--- START ---

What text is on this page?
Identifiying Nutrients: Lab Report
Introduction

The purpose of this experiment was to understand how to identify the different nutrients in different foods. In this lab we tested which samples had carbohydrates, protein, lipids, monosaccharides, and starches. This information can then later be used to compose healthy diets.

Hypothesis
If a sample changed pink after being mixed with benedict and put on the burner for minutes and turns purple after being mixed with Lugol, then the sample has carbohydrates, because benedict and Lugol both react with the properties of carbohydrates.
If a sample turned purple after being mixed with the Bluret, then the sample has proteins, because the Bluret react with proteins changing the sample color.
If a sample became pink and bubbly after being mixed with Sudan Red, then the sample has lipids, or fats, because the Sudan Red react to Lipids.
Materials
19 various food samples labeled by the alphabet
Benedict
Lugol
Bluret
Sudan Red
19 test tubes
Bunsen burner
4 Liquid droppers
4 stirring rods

--- END ---

WHAT YOU HAVE TO DO: Your response should consist of the data above, duplicated exactly.

WRITTEN ANSWER:
What text is on this page?
Identifiying Nutrients: Lab Report
Introduction

The purpose of this experiment was to understand how to identify the different nutrients in different foods. In this lab we tested which samples had carbohydrates, protein, lipids, monosaccharides, and starches. This information can then later be used to compose healthy diets.

Hypothesis
If a sample changed pink after being mixed with benedict and put on the burner for minutes and turns purple after being mixed with Lugol, then the sample has carbohydrates, because benedict and Lugol both react with the properties of carbohydrates.
If a sample turned purple after being mixed with the Bluret, then the sample has proteins, because the Bluret react with proteins changing the sample color.
If a sample became pink and bubbly after being mixed with Sudan Red, then the sample has lipids, or fats, because the Sudan Red react to Lipids.
Materials
19 various food samples labeled by the alphabet
Benedict
Lugol
Bluret
Sudan Red
19 test tubes
Bunsen burner
4 Liquid droppers
4 stirring rods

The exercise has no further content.